PROVIDED DATA:
-=-=-=-=-

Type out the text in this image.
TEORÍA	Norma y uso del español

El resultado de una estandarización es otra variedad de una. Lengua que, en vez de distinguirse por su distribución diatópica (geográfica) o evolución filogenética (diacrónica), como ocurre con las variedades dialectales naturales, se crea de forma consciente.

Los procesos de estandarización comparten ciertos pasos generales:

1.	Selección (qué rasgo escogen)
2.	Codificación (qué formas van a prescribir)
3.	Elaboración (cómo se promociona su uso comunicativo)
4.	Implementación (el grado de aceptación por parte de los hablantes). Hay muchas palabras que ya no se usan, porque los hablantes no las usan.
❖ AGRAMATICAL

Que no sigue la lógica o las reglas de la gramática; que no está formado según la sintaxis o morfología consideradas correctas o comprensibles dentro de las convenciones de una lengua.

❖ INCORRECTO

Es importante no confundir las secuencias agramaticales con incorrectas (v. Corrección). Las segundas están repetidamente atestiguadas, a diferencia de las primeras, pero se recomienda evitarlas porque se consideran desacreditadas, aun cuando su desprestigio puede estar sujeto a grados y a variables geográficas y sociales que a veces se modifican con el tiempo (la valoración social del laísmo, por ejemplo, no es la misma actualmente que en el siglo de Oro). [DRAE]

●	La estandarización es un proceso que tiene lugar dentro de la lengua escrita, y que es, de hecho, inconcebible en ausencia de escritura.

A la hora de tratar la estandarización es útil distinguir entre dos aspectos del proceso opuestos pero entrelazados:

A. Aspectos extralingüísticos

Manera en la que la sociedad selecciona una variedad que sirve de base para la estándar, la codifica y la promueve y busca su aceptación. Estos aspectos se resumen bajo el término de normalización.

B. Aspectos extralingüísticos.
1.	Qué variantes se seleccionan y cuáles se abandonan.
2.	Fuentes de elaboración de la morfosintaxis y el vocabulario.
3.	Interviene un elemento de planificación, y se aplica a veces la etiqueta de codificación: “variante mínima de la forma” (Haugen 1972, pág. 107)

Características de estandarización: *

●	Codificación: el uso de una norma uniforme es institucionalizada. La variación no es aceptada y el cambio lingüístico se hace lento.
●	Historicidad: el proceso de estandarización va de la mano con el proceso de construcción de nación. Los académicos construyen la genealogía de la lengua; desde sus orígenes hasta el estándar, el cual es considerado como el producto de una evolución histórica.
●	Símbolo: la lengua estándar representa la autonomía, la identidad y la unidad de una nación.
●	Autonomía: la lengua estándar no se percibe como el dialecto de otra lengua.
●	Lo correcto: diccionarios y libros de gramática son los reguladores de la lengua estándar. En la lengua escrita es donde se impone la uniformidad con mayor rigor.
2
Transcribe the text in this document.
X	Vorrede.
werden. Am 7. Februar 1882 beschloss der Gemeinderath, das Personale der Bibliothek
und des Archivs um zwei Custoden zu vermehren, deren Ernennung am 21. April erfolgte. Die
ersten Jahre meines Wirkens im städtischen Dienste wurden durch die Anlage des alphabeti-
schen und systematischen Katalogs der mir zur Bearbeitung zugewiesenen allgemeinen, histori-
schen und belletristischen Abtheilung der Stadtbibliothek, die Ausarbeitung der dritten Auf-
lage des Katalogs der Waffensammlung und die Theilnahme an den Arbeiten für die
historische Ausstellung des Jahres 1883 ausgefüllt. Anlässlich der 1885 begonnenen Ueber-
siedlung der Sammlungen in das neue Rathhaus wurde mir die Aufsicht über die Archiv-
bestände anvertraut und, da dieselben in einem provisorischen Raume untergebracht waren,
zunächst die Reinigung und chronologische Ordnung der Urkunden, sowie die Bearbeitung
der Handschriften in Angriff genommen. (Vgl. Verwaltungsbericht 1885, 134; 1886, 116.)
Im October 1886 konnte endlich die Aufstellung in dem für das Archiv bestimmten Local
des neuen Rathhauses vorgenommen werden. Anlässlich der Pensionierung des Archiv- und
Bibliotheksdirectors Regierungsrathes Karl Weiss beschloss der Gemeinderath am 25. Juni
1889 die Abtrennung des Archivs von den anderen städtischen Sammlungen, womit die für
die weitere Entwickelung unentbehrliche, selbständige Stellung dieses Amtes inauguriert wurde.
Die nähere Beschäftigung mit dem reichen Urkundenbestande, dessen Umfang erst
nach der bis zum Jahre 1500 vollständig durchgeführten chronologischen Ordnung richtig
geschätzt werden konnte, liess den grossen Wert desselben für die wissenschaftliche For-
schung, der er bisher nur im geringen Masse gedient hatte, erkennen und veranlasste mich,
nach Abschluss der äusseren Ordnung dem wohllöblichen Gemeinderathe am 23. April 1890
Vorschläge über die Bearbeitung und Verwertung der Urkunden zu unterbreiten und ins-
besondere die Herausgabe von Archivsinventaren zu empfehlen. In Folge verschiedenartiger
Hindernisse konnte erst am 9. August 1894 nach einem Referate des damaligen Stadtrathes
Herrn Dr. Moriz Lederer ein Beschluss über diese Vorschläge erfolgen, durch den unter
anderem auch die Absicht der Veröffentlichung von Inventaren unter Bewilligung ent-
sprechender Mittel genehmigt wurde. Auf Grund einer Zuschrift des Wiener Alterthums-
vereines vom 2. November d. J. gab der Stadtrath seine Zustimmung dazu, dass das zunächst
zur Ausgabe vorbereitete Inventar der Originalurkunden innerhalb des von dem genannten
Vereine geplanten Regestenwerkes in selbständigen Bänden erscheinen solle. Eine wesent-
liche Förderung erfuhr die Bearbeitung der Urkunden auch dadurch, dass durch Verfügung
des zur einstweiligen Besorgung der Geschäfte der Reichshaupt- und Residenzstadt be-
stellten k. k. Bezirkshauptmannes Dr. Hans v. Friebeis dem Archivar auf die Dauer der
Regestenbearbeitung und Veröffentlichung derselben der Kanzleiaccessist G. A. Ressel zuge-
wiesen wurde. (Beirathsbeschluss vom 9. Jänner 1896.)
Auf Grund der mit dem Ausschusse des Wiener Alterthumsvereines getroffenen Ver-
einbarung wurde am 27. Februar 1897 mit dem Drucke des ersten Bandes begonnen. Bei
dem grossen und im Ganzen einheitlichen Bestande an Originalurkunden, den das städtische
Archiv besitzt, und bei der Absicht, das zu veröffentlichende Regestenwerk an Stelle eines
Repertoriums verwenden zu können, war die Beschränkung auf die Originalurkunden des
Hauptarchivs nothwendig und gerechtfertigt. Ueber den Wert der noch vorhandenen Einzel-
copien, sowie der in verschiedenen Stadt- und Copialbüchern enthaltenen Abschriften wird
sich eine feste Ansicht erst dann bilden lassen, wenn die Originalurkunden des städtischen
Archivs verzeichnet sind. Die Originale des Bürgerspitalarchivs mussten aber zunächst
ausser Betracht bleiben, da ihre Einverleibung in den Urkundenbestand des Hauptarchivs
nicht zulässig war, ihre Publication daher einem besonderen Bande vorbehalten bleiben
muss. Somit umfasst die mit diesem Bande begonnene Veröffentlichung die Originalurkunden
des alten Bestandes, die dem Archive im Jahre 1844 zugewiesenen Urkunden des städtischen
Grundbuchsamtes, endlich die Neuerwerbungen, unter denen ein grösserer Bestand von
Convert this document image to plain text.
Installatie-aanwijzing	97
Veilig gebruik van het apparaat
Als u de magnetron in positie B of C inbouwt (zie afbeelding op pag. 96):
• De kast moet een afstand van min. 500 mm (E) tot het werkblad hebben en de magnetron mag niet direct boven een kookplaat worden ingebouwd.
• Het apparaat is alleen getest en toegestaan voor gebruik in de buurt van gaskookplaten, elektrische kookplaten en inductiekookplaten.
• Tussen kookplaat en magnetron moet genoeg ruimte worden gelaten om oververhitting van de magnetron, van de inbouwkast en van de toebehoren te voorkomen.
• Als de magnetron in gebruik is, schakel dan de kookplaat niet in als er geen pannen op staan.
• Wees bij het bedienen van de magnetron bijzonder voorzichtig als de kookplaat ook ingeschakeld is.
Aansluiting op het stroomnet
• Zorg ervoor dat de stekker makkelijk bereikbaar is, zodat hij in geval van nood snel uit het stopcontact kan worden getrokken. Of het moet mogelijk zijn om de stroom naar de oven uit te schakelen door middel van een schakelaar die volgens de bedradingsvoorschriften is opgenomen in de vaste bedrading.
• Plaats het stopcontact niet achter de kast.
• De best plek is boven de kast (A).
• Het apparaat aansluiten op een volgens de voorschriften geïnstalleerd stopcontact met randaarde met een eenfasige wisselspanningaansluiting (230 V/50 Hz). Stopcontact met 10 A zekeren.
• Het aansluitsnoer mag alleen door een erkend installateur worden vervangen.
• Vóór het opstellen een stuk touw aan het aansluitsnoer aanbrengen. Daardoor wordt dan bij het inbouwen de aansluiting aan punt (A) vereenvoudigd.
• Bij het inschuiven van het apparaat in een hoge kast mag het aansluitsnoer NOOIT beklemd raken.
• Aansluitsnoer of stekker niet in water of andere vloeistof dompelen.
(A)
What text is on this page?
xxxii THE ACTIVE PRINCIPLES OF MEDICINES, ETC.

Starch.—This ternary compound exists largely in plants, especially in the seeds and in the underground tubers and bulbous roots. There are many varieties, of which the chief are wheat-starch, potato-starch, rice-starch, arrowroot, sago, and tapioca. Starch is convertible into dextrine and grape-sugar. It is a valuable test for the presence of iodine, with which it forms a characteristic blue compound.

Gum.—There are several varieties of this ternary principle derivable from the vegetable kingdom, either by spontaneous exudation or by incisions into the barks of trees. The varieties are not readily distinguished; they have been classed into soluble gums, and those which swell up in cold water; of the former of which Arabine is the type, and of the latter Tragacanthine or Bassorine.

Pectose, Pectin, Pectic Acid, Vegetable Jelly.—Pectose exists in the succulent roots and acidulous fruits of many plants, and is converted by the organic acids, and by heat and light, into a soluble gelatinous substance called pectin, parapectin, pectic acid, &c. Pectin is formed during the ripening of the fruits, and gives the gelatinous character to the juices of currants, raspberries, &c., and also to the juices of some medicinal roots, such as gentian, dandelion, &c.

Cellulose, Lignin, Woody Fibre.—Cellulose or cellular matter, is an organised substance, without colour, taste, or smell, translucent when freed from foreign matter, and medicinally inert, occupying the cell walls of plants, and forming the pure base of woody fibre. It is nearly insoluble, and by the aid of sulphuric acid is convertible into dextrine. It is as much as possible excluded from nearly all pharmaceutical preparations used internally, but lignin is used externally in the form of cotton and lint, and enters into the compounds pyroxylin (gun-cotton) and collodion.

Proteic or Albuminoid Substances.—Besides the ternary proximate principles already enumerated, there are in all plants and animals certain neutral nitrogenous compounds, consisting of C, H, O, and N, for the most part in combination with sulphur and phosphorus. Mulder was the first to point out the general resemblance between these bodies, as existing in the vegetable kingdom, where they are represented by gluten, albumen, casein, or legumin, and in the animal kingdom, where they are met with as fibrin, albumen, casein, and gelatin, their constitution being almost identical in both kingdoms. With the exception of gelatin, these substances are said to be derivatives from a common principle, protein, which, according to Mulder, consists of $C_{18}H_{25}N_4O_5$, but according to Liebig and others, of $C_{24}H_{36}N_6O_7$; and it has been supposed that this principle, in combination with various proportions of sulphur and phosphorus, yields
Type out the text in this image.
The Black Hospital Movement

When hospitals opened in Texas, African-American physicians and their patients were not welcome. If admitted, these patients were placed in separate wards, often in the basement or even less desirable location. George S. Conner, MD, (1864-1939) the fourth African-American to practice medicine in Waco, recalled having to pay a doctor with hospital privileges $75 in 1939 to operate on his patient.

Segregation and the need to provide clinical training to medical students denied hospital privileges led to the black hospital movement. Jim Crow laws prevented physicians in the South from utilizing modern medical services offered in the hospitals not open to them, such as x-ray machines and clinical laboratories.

-=-=-=-=-

TASK STATEMENT: On how many lines of the listing does the string "estándar" occur? Give the number by itself.

WRITTEN ANSWER: 5